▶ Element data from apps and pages
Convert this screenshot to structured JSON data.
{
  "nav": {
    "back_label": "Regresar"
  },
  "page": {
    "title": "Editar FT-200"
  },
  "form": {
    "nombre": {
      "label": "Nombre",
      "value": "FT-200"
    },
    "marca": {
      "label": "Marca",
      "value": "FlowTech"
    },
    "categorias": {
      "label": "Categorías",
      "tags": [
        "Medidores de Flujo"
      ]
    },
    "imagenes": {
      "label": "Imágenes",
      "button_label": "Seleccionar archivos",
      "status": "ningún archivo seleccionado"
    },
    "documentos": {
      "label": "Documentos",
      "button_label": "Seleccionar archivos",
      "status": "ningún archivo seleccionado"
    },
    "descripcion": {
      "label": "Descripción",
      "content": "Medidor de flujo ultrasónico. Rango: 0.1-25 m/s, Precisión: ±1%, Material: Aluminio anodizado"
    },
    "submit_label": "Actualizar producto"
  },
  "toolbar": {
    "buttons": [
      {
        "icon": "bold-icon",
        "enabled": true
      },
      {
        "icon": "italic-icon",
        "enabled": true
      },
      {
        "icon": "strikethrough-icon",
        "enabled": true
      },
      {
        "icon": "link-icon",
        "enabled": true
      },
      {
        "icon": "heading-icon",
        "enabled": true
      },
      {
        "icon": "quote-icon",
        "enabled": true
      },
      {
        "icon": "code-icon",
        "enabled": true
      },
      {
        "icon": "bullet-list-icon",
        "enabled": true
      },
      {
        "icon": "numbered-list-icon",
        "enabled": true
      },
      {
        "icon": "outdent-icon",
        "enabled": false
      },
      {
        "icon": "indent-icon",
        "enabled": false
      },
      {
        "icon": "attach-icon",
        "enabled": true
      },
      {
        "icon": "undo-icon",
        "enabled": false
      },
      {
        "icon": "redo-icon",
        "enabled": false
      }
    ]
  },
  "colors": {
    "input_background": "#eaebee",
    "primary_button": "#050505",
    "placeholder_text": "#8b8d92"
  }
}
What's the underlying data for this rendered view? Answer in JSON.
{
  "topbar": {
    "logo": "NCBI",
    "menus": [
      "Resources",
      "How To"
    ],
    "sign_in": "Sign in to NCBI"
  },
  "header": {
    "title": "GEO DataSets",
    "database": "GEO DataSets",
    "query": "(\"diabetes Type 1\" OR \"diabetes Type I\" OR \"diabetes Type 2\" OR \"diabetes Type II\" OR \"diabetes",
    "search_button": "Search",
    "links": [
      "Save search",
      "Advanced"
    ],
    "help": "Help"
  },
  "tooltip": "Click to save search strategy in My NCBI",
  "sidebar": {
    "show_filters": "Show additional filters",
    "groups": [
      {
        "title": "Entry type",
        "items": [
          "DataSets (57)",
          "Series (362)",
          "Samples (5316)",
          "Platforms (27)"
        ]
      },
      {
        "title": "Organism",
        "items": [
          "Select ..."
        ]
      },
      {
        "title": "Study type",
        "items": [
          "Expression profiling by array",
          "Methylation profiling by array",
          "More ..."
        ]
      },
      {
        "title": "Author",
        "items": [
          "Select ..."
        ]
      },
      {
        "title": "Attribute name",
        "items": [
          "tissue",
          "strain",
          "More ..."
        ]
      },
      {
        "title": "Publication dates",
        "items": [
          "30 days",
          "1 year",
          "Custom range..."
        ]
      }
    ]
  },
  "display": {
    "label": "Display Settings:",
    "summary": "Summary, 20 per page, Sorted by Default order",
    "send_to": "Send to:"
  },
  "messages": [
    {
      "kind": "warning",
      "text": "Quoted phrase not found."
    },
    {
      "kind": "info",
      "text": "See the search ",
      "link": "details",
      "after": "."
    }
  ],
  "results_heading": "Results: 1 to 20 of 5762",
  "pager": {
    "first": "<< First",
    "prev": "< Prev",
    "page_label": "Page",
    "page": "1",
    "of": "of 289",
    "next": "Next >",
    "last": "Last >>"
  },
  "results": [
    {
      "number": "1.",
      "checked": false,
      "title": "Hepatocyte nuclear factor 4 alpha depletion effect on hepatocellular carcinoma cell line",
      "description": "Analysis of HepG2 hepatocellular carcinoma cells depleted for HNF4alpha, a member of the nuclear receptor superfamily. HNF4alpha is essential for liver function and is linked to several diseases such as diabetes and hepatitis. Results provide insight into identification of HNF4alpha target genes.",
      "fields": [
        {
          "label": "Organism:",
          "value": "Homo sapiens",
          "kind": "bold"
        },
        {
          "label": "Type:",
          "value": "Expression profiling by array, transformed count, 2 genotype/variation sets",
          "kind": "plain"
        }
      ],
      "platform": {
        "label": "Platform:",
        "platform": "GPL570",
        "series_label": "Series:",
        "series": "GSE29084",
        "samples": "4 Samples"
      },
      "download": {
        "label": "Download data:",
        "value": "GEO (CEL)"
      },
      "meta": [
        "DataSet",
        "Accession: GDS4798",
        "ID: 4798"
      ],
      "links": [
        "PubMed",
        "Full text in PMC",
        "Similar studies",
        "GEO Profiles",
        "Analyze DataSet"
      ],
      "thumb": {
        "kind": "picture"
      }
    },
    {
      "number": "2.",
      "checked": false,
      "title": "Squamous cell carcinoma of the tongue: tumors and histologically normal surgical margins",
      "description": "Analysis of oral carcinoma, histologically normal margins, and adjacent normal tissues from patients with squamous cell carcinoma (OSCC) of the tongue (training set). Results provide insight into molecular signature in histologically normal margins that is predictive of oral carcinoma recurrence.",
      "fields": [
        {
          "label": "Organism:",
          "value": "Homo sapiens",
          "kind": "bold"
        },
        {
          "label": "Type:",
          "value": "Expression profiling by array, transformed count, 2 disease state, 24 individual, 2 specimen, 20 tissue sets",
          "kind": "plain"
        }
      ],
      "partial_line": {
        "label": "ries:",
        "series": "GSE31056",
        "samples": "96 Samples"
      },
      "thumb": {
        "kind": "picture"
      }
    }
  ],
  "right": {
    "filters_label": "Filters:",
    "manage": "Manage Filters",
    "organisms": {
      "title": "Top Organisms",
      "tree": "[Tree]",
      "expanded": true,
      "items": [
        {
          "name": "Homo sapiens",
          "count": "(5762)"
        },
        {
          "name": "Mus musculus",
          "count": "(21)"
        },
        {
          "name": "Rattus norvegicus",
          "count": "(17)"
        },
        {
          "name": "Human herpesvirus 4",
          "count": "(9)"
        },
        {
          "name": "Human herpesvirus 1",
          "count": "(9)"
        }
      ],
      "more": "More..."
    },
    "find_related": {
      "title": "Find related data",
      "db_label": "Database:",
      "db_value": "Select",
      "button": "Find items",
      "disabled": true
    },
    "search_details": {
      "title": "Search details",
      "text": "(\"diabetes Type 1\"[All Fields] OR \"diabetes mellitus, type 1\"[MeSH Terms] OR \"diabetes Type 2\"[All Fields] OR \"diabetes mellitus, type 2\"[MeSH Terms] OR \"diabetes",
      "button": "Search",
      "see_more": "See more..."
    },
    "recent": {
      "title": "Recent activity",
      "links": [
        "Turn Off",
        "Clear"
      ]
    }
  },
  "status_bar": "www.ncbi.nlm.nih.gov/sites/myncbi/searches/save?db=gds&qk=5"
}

▶ Exercise details
Restate the data above in full, word for word.

▶ Response
Convert this screenshot to structured JSON data.
{
  "nav": {
    "back_label": "Regresar"
  },
  "page": {
    "title": "Editar FT-200"
  },
  "form": {
    "nombre": {
      "label": "Nombre",
      "value": "FT-200"
    },
    "marca": {
      "label": "Marca",
      "value": "FlowTech"
    },
    "categorias": {
      "label": "Categorías",
      "tags": [
        "Medidores de Flujo"
      ]
    },
    "imagenes": {
      "label": "Imágenes",
      "button_label": "Seleccionar archivos",
      "status": "ningún archivo seleccionado"
    },
    "documentos": {
      "label": "Documentos",
      "button_label": "Seleccionar archivos",
      "status": "ningún archivo seleccionado"
    },
    "descripcion": {
      "label": "Descripción",
      "content": "Medidor de flujo ultrasónico. Rango: 0.1-25 m/s, Precisión: ±1%, Material: Aluminio anodizado"
    },
    "submit_label": "Actualizar producto"
  },
  "toolbar": {
    "buttons": [
      {
        "icon": "bold-icon",
        "enabled": true
      },
      {
        "icon": "italic-icon",
        "enabled": true
      },
      {
        "icon": "strikethrough-icon",
        "enabled": true
      },
      {
        "icon": "link-icon",
        "enabled": true
      },
      {
        "icon": "heading-icon",
        "enabled": true
      },
      {
        "icon": "quote-icon",
        "enabled": true
      },
      {
        "icon": "code-icon",
        "enabled": true
      },
      {
        "icon": "bullet-list-icon",
        "enabled": true
      },
      {
        "icon": "numbered-list-icon",
        "enabled": true
      },
      {
        "icon": "outdent-icon",
        "enabled": false
      },
      {
        "icon": "indent-icon",
        "enabled": false
      },
      {
        "icon": "attach-icon",
        "enabled": true
      },
      {
        "icon": "undo-icon",
        "enabled": false
      },
      {
        "icon": "redo-icon",
        "enabled": false
      }
    ]
  },
  "colors": {
    "input_background": "#eaebee",
    "primary_button": "#050505",
    "placeholder_text": "#8b8d92"
  }
}
What's the underlying data for this rendered view? Answer in JSON.
{
  "topbar": {
    "logo": "NCBI",
    "menus": [
      "Resources",
      "How To"
    ],
    "sign_in": "Sign in to NCBI"
  },
  "header": {
    "title": "GEO DataSets",
    "database": "GEO DataSets",
    "query": "(\"diabetes Type 1\" OR \"diabetes Type I\" OR \"diabetes Type 2\" OR \"diabetes Type II\" OR \"diabetes",
    "search_button": "Search",
    "links": [
      "Save search",
      "Advanced"
    ],
    "help": "Help"
  },
  "tooltip": "Click to save search strategy in My NCBI",
  "sidebar": {
    "show_filters": "Show additional filters",
    "groups": [
      {
        "title": "Entry type",
        "items": [
          "DataSets (57)",
          "Series (362)",
          "Samples (5316)",
          "Platforms (27)"
        ]
      },
      {
        "title": "Organism",
        "items": [
          "Select ..."
        ]
      },
      {
        "title": "Study type",
        "items": [
          "Expression profiling by array",
          "Methylation profiling by array",
          "More ..."
        ]
      },
      {
        "title": "Author",
        "items": [
          "Select ..."
        ]
      },
      {
        "title": "Attribute name",
        "items": [
          "tissue",
          "strain",
          "More ..."
        ]
      },
      {
        "title": "Publication dates",
        "items": [
          "30 days",
          "1 year",
          "Custom range..."
        ]
      }
    ]
  },
  "display": {
    "label": "Display Settings:",
    "summary": "Summary, 20 per page, Sorted by Default order",
    "send_to": "Send to:"
  },
  "messages": [
    {
      "kind": "warning",
      "text": "Quoted phrase not found."
    },
    {
      "kind": "info",
      "text": "See the search ",
      "link": "details",
      "after": "."
    }
  ],
  "results_heading": "Results: 1 to 20 of 5762",
  "pager": {
    "first": "<< First",
    "prev": "< Prev",
    "page_label": "Page",
    "page": "1",
    "of": "of 289",
    "next": "Next >",
    "last": "Last >>"
  },
  "results": [
    {
      "number": "1.",
      "checked": false,
      "title": "Hepatocyte nuclear factor 4 alpha depletion effect on hepatocellular carcinoma cell line",
      "description": "Analysis of HepG2 hepatocellular carcinoma cells depleted for HNF4alpha, a member of the nuclear receptor superfamily. HNF4alpha is essential for liver function and is linked to several diseases such as diabetes and hepatitis. Results provide insight into identification of HNF4alpha target genes.",
      "fields": [
        {
          "label": "Organism:",
          "value": "Homo sapiens",
          "kind": "bold"
        },
        {
          "label": "Type:",
          "value": "Expression profiling by array, transformed count, 2 genotype/variation sets",
          "kind": "plain"
        }
      ],
      "platform": {
        "label": "Platform:",
        "platform": "GPL570",
        "series_label": "Series:",
        "series": "GSE29084",
        "samples": "4 Samples"
      },
      "download": {
        "label": "Download data:",
        "value": "GEO (CEL)"
      },
      "meta": [
        "DataSet",
        "Accession: GDS4798",
        "ID: 4798"
      ],
      "links": [
        "PubMed",
        "Full text in PMC",
        "Similar studies",
        "GEO Profiles",
        "Analyze DataSet"
      ],
      "thumb": {
        "kind": "picture"
      }
    },
    {
      "number": "2.",
      "checked": false,
      "title": "Squamous cell carcinoma of the tongue: tumors and histologically normal surgical margins",
      "description": "Analysis of oral carcinoma, histologically normal margins, and adjacent normal tissues from patients with squamous cell carcinoma (OSCC) of the tongue (training set). Results provide insight into molecular signature in histologically normal margins that is predictive of oral carcinoma recurrence.",
      "fields": [
        {
          "label": "Organism:",
          "value": "Homo sapiens",
          "kind": "bold"
        },
        {
          "label": "Type:",
          "value": "Expression profiling by array, transformed count, 2 disease state, 24 individual, 2 specimen, 20 tissue sets",
          "kind": "plain"
        }
      ],
      "partial_line": {
        "label": "ries:",
        "series": "GSE31056",
        "samples": "96 Samples"
      },
      "thumb": {
        "kind": "picture"
      }
    }
  ],
  "right": {
    "filters_label": "Filters:",
    "manage": "Manage Filters",
    "organisms": {
      "title": "Top Organisms",
      "tree": "[Tree]",
      "expanded": true,
      "items": [
        {
          "name": "Homo sapiens",
          "count": "(5762)"
        },
        {
          "name": "Mus musculus",
          "count": "(21)"
        },
        {
          "name": "Rattus norvegicus",
          "count": "(17)"
        },
        {
          "name": "Human herpesvirus 4",
          "count": "(9)"
        },
        {
          "name": "Human herpesvirus 1",
          "count": "(9)"
        }
      ],
      "more": "More..."
    },
    "find_related": {
      "title": "Find related data",
      "db_label": "Database:",
      "db_value": "Select",
      "button": "Find items",
      "disabled": true
    },
    "search_details": {
      "title": "Search details",
      "text": "(\"diabetes Type 1\"[All Fields] OR \"diabetes mellitus, type 1\"[MeSH Terms] OR \"diabetes Type 2\"[All Fields] OR \"diabetes mellitus, type 2\"[MeSH Terms] OR \"diabetes",
      "button": "Search",
      "see_more": "See more..."
    },
    "recent": {
      "title": "Recent activity",
      "links": [
        "Turn Off",
        "Clear"
      ]
    }
  },
  "status_bar": "www.ncbi.nlm.nih.gov/sites/myncbi/searches/save?db=gds&qk=5"
}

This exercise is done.